* START DATA PROVIDED *

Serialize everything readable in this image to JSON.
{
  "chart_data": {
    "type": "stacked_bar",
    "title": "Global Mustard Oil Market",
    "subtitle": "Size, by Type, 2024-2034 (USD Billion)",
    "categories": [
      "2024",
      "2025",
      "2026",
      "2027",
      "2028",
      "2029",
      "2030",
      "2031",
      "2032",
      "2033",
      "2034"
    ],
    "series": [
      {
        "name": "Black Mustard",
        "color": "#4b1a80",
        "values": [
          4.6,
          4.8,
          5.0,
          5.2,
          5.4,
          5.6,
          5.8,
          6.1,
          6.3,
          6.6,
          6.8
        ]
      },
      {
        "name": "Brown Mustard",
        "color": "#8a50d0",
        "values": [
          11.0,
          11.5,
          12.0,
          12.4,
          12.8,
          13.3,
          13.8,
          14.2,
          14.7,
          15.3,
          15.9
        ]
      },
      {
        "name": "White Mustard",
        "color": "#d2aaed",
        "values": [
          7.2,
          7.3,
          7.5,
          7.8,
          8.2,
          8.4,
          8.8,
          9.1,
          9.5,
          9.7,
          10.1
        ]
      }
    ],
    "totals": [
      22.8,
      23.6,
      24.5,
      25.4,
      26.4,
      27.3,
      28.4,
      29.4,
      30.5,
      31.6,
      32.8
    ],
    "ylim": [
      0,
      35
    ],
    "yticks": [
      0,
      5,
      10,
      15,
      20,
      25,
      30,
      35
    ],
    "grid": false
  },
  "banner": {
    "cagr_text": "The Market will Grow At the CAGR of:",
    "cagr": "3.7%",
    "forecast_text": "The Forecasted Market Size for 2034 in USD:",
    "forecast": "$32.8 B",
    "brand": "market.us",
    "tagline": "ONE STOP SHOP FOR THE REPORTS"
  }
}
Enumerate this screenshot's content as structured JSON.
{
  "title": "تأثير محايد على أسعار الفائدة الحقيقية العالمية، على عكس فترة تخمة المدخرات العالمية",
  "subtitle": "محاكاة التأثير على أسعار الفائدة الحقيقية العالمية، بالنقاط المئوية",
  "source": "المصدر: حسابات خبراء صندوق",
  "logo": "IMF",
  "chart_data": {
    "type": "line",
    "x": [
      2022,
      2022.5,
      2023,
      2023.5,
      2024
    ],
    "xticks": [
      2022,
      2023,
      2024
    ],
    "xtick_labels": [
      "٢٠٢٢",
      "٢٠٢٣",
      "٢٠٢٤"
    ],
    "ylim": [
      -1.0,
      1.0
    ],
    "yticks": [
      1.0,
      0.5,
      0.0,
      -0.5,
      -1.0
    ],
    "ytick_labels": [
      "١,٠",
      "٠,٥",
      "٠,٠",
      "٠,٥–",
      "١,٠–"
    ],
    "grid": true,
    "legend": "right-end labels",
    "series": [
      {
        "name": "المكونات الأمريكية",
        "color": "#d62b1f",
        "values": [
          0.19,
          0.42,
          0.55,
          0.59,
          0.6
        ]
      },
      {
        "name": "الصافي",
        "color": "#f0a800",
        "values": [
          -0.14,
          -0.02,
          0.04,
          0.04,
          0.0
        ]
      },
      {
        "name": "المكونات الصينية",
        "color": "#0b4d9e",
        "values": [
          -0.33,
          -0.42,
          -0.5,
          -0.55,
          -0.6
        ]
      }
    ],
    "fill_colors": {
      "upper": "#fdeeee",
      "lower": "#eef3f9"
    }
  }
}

* END DATA PROVIDED *

* _EXERCISE BRIEF_
Say the number of lines in the records above that include the string "this", and no more.

* _REPLY_
2